* start RECORDS *

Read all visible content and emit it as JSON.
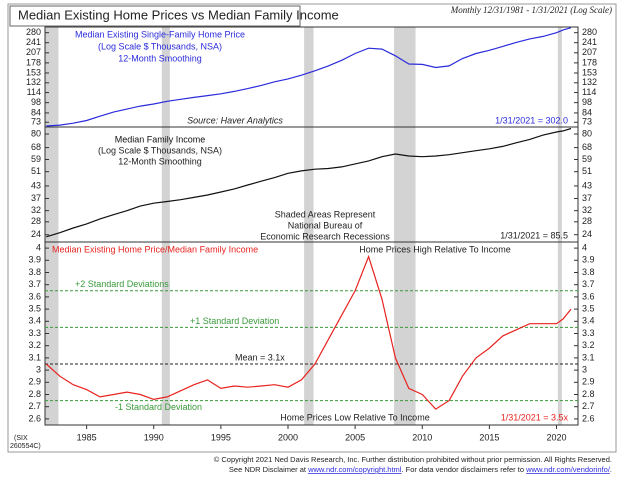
{
  "title": "Median Existing Home Prices vs Median Family Income",
  "subtitle": "Monthly 12/31/1981 - 1/31/2021 (Log Scale)",
  "id_label": [
    "(SIX",
    "260554C)"
  ],
  "footer": [
    "© Copyright 2021 Ned Davis Research, Inc.  Further distribution prohibited without prior permission.  All Rights Reserved.",
    "See NDR Disclaimer at ",
    "www.ndr.com/copyright.html",
    ".  For data vendor disclaimers refer to ",
    "www.ndr.com/vendorinfo/",
    "."
  ],
  "recessions": [
    [
      1981.5,
      1982.9
    ],
    [
      1990.6,
      1991.2
    ],
    [
      2001.2,
      2001.9
    ],
    [
      2007.9,
      2009.5
    ],
    [
      2020.1,
      2020.4
    ]
  ],
  "chart_data": [
    {
      "type": "line",
      "log_scale": true,
      "x": [
        1982,
        1983,
        1984,
        1985,
        1986,
        1987,
        1988,
        1989,
        1990,
        1991,
        1992,
        1993,
        1994,
        1995,
        1996,
        1997,
        1998,
        1999,
        2000,
        2001,
        2002,
        2003,
        2004,
        2005,
        2006,
        2007,
        2008,
        2009,
        2010,
        2011,
        2012,
        2013,
        2014,
        2015,
        2016,
        2017,
        2018,
        2019,
        2020,
        2020.5,
        2021.08
      ],
      "series": [
        {
          "name": "Median Existing Single-Family Home Price",
          "color": "#2b2bdc",
          "values": [
            69,
            70,
            72,
            75,
            80,
            85,
            89,
            93,
            96,
            100,
            103,
            106,
            109,
            112,
            116,
            121,
            127,
            134,
            140,
            148,
            158,
            170,
            185,
            205,
            222,
            219,
            198,
            175,
            174,
            166,
            170,
            190,
            205,
            215,
            228,
            242,
            255,
            265,
            280,
            292,
            302
          ]
        }
      ],
      "annotations": [
        "(Log Scale $ Thousands, NSA)",
        "12-Month Smoothing",
        "Source: Haver Analytics",
        "1/31/2021 = 302.0"
      ],
      "xlim": [
        1981.9,
        2021.6
      ],
      "ylim": [
        68,
        305
      ],
      "yticks": [
        73,
        84,
        98,
        114,
        132,
        153,
        178,
        207,
        241,
        280
      ]
    },
    {
      "type": "line",
      "log_scale": true,
      "x": [
        1982,
        1983,
        1984,
        1985,
        1986,
        1987,
        1988,
        1989,
        1990,
        1991,
        1992,
        1993,
        1994,
        1995,
        1996,
        1997,
        1998,
        1999,
        2000,
        2001,
        2002,
        2003,
        2004,
        2005,
        2006,
        2007,
        2008,
        2009,
        2010,
        2011,
        2012,
        2013,
        2014,
        2015,
        2016,
        2017,
        2018,
        2019,
        2020,
        2020.5,
        2021.08
      ],
      "series": [
        {
          "name": "Median Family Income",
          "color": "#111111",
          "values": [
            23.4,
            24.6,
            26,
            27.3,
            29,
            30.5,
            32,
            33.8,
            35,
            35.7,
            36.5,
            37.5,
            38.6,
            40,
            41.5,
            43.5,
            45.5,
            47.5,
            50,
            51.5,
            52.5,
            53,
            54,
            56,
            58,
            61,
            63,
            61.5,
            61,
            61.5,
            62.5,
            64,
            65.5,
            67,
            69,
            72,
            75,
            79,
            82,
            83,
            85.5
          ]
        }
      ],
      "annotations": [
        "(Log Scale $ Thousands, NSA)",
        "12-Month Smoothing",
        "Shaded Areas Represent",
        "National Bureau of",
        "Economic Research Recessions",
        "1/31/2021 = 85.5"
      ],
      "xlim": [
        1981.9,
        2021.6
      ],
      "ylim": [
        22,
        87
      ],
      "yticks": [
        24,
        28,
        32,
        37,
        43,
        51,
        59,
        68,
        80
      ]
    },
    {
      "type": "line",
      "log_scale": false,
      "x": [
        1982,
        1983,
        1984,
        1985,
        1986,
        1987,
        1988,
        1989,
        1990,
        1991,
        1992,
        1993,
        1994,
        1995,
        1996,
        1997,
        1998,
        1999,
        2000,
        2001,
        2002,
        2003,
        2004,
        2005,
        2006,
        2007,
        2008,
        2009,
        2010,
        2011,
        2012,
        2013,
        2014,
        2015,
        2016,
        2017,
        2018,
        2019,
        2020,
        2020.5,
        2021.08
      ],
      "series": [
        {
          "name": "Median Existing Home Price/Median Family Income",
          "color": "#e8231f",
          "values": [
            3.05,
            2.95,
            2.88,
            2.84,
            2.78,
            2.8,
            2.82,
            2.8,
            2.76,
            2.78,
            2.83,
            2.88,
            2.92,
            2.85,
            2.87,
            2.86,
            2.87,
            2.88,
            2.86,
            2.92,
            3.05,
            3.25,
            3.45,
            3.65,
            3.93,
            3.58,
            3.1,
            2.85,
            2.8,
            2.68,
            2.75,
            2.95,
            3.1,
            3.18,
            3.28,
            3.33,
            3.38,
            3.38,
            3.38,
            3.42,
            3.5
          ]
        }
      ],
      "reference_lines": [
        {
          "value": 3.65,
          "label": "+2 Standard Deviations",
          "color": "#3a9a3a"
        },
        {
          "value": 3.35,
          "label": "+1 Standard Deviation",
          "color": "#3a9a3a"
        },
        {
          "value": 3.05,
          "label": "Mean = 3.1x",
          "color": "#222222"
        },
        {
          "value": 2.75,
          "label": "-1 Standard Deviation",
          "color": "#3a9a3a"
        }
      ],
      "annotations": [
        "Home Prices High Relative To Income",
        "Home Prices Low Relative To Income",
        "1/31/2021 = 3.5x"
      ],
      "xlim": [
        1981.9,
        2021.6
      ],
      "ylim": [
        2.55,
        4.05
      ],
      "yticks": [
        2.6,
        2.7,
        2.8,
        2.9,
        3.0,
        3.1,
        3.2,
        3.3,
        3.4,
        3.5,
        3.6,
        3.7,
        3.8,
        3.9,
        4.0
      ],
      "xticks": [
        1985,
        1990,
        1995,
        2000,
        2005,
        2010,
        2015,
        2020
      ]
    }
  ]
}
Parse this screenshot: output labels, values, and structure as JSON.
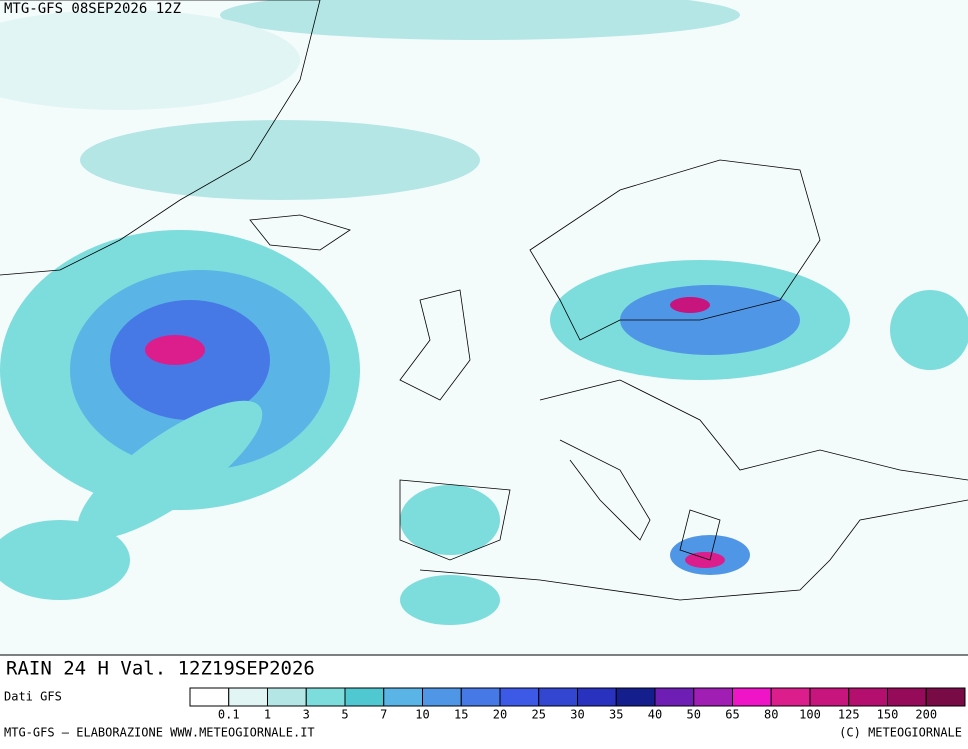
{
  "header": {
    "title": "MTG-GFS 08SEP2026 12Z"
  },
  "map": {
    "caption": "RAIN 24 H Val. 12Z19SEP2026"
  },
  "legend": {
    "source": "Dati GFS",
    "colors": [
      "#ffffff",
      "#e1f5f5",
      "#b4e6e6",
      "#7ddcdc",
      "#50c8d2",
      "#5ab4e6",
      "#5096e6",
      "#4678e6",
      "#3c5ae6",
      "#3246d2",
      "#2832be",
      "#141e8c",
      "#6e1eb4",
      "#a01eb4",
      "#f014c8",
      "#dc1e8c",
      "#c8147d",
      "#b40f6e",
      "#960a5a",
      "#780a46"
    ],
    "labels": [
      0.1,
      1,
      3,
      5,
      7,
      10,
      15,
      20,
      25,
      30,
      35,
      40,
      50,
      65,
      80,
      100,
      125,
      150,
      200
    ]
  },
  "footer": {
    "left": "MTG-GFS — ELABORAZIONE WWW.METEOGIORNALE.IT",
    "right": "(C) METEOGIORNALE"
  }
}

* end RECORDS *

Beginning with the line containing "Parse this screenshot: output" and ending with the last line of the material, output each line exactly; do not include pictures.

- RESULT BELOW:
Parse this screenshot: output labels, values, and structure as JSON.
{
  "header": {
    "title": "MTG-GFS 08SEP2026 12Z"
  },
  "map": {
    "caption": "RAIN 24 H Val. 12Z19SEP2026"
  },
  "legend": {
    "source": "Dati GFS",
    "colors": [
      "#ffffff",
      "#e1f5f5",
      "#b4e6e6",
      "#7ddcdc",
      "#50c8d2",
      "#5ab4e6",
      "#5096e6",
      "#4678e6",
      "#3c5ae6",
      "#3246d2",
      "#2832be",
      "#141e8c",
      "#6e1eb4",
      "#a01eb4",
      "#f014c8",
      "#dc1e8c",
      "#c8147d",
      "#b40f6e",
      "#960a5a",
      "#780a46"
    ],
    "labels": [
      0.1,
      1,
      3,
      5,
      7,
      10,
      15,
      20,
      25,
      30,
      35,
      40,
      50,
      65,
      80,
      100,
      125,
      150,
      200
    ]
  },
  "footer": {
    "left": "MTG-GFS — ELABORAZIONE WWW.METEOGIORNALE.IT",
    "right": "(C) METEOGIORNALE"
  }
}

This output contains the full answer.